Written problem => Transcribe each entry below exactly. Pictures do not go in the copy.

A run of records
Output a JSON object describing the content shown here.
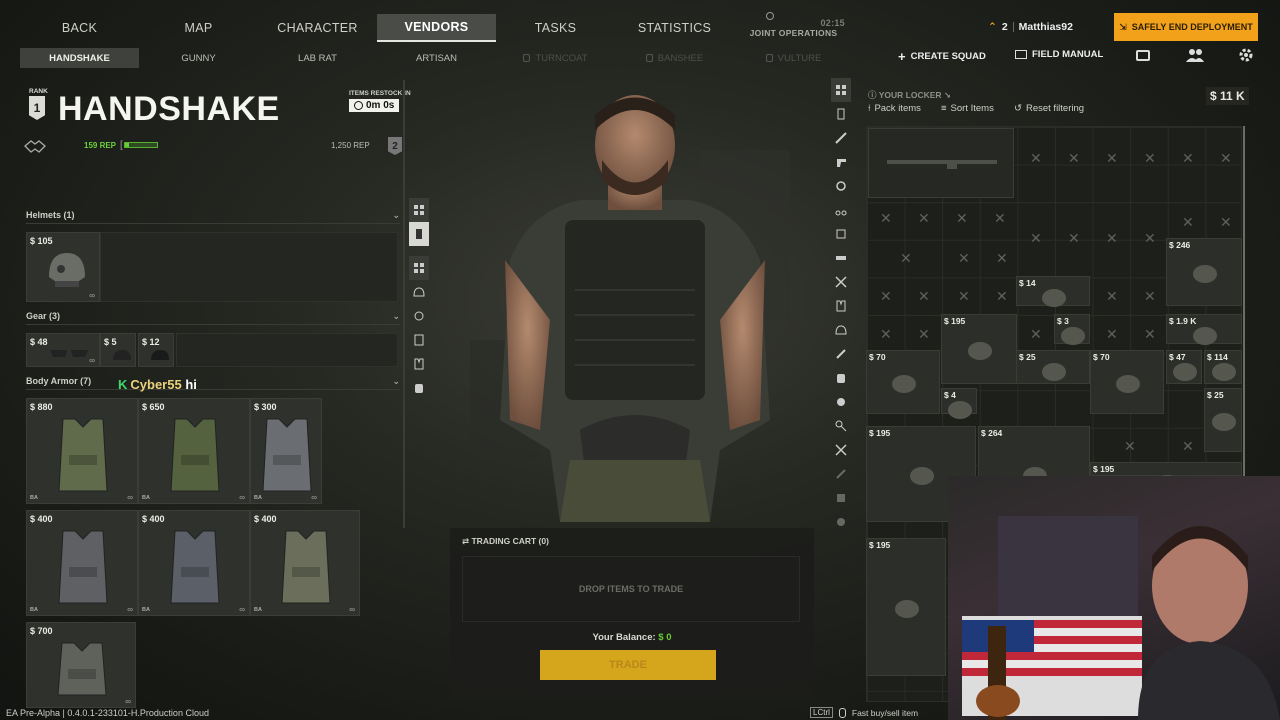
{
  "topnav": {
    "tabs": [
      "BACK",
      "MAP",
      "CHARACTER",
      "VENDORS",
      "TASKS",
      "STATISTICS"
    ],
    "joint_ops_label": "JOINT OPERATIONS",
    "joint_ops_time": "02:15"
  },
  "subnav": {
    "vendors": [
      "HANDSHAKE",
      "GUNNY",
      "LAB RAT",
      "ARTISAN",
      "TURNCOAT",
      "BANSHEE",
      "VULTURE"
    ]
  },
  "vendor": {
    "rank_label": "RANK",
    "rank_value": "1",
    "name": "HANDSHAKE",
    "restock_label": "ITEMS RESTOCK IN",
    "restock_time": "0m 0s",
    "rep_current": "159 REP",
    "rep_progress": 0.13,
    "rep_next": "1,250 REP",
    "next_rank": "2"
  },
  "categories": {
    "helmets": "Helmets (1)",
    "gear": "Gear (3)",
    "body_armor": "Body Armor (7)"
  },
  "helmet_items": [
    {
      "price": "$ 105"
    }
  ],
  "gear_items": [
    {
      "price": "$ 48"
    },
    {
      "price": "$ 5"
    },
    {
      "price": "$ 12"
    }
  ],
  "armor_items": [
    {
      "price": "$ 880",
      "tag": "BA"
    },
    {
      "price": "$ 650",
      "tag": "BA"
    },
    {
      "price": "$ 300",
      "tag": "BA"
    },
    {
      "price": "$ 400",
      "tag": "BA"
    },
    {
      "price": "$ 400",
      "tag": "BA"
    },
    {
      "price": "$ 400",
      "tag": "BA"
    },
    {
      "price": "$ 700",
      "tag": ""
    }
  ],
  "chat": {
    "user": "Cyber55",
    "message": "hi"
  },
  "cart": {
    "title": "TRADING CART (0)",
    "drop_text": "DROP ITEMS TO TRADE",
    "balance_label": "Your Balance:",
    "balance_value": "$ 0",
    "trade_button": "TRADE"
  },
  "right_header": {
    "squad_count": "2",
    "player": "Matthias92",
    "safely_end": "SAFELY END DEPLOYMENT",
    "create_squad": "CREATE SQUAD",
    "field_manual": "FIELD MANUAL"
  },
  "locker": {
    "title": "YOUR LOCKER",
    "money": "$ 11 K",
    "pack": "Pack items",
    "sort": "Sort Items",
    "reset": "Reset filtering",
    "prices": [
      "$ 246",
      "$ 14",
      "$ 195",
      "$ 3",
      "$ 1.9 K",
      "$ 70",
      "$ 25",
      "$ 70",
      "$ 47",
      "$ 114",
      "$ 4",
      "$ 25",
      "$ 195",
      "$ 264",
      "$ 195",
      "$ 195"
    ]
  },
  "footer": {
    "build": "EA Pre-Alpha | 0.4.0.1-233101-H.Production Cloud",
    "hint_key": "LCtrl",
    "hint": "Fast buy/sell item"
  },
  "colors": {
    "accent": "#f1a21a",
    "rep": "#66cc33",
    "chat_user": "#ead27a"
  }
}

Response to the exercise =>
Output a JSON object describing the content shown here.
{
  "topnav": {
    "tabs": [
      "BACK",
      "MAP",
      "CHARACTER",
      "VENDORS",
      "TASKS",
      "STATISTICS"
    ],
    "joint_ops_label": "JOINT OPERATIONS",
    "joint_ops_time": "02:15"
  },
  "subnav": {
    "vendors": [
      "HANDSHAKE",
      "GUNNY",
      "LAB RAT",
      "ARTISAN",
      "TURNCOAT",
      "BANSHEE",
      "VULTURE"
    ]
  },
  "vendor": {
    "rank_label": "RANK",
    "rank_value": "1",
    "name": "HANDSHAKE",
    "restock_label": "ITEMS RESTOCK IN",
    "restock_time": "0m 0s",
    "rep_current": "159 REP",
    "rep_progress": 0.13,
    "rep_next": "1,250 REP",
    "next_rank": "2"
  },
  "categories": {
    "helmets": "Helmets (1)",
    "gear": "Gear (3)",
    "body_armor": "Body Armor (7)"
  },
  "helmet_items": [
    {
      "price": "$ 105"
    }
  ],
  "gear_items": [
    {
      "price": "$ 48"
    },
    {
      "price": "$ 5"
    },
    {
      "price": "$ 12"
    }
  ],
  "armor_items": [
    {
      "price": "$ 880",
      "tag": "BA"
    },
    {
      "price": "$ 650",
      "tag": "BA"
    },
    {
      "price": "$ 300",
      "tag": "BA"
    },
    {
      "price": "$ 400",
      "tag": "BA"
    },
    {
      "price": "$ 400",
      "tag": "BA"
    },
    {
      "price": "$ 400",
      "tag": "BA"
    },
    {
      "price": "$ 700",
      "tag": ""
    }
  ],
  "chat": {
    "user": "Cyber55",
    "message": "hi"
  },
  "cart": {
    "title": "TRADING CART (0)",
    "drop_text": "DROP ITEMS TO TRADE",
    "balance_label": "Your Balance:",
    "balance_value": "$ 0",
    "trade_button": "TRADE"
  },
  "right_header": {
    "squad_count": "2",
    "player": "Matthias92",
    "safely_end": "SAFELY END DEPLOYMENT",
    "create_squad": "CREATE SQUAD",
    "field_manual": "FIELD MANUAL"
  },
  "locker": {
    "title": "YOUR LOCKER",
    "money": "$ 11 K",
    "pack": "Pack items",
    "sort": "Sort Items",
    "reset": "Reset filtering",
    "prices": [
      "$ 246",
      "$ 14",
      "$ 195",
      "$ 3",
      "$ 1.9 K",
      "$ 70",
      "$ 25",
      "$ 70",
      "$ 47",
      "$ 114",
      "$ 4",
      "$ 25",
      "$ 195",
      "$ 264",
      "$ 195",
      "$ 195"
    ]
  },
  "footer": {
    "build": "EA Pre-Alpha | 0.4.0.1-233101-H.Production Cloud",
    "hint_key": "LCtrl",
    "hint": "Fast buy/sell item"
  },
  "colors": {
    "accent": "#f1a21a",
    "rep": "#66cc33",
    "chat_user": "#ead27a"
  }
}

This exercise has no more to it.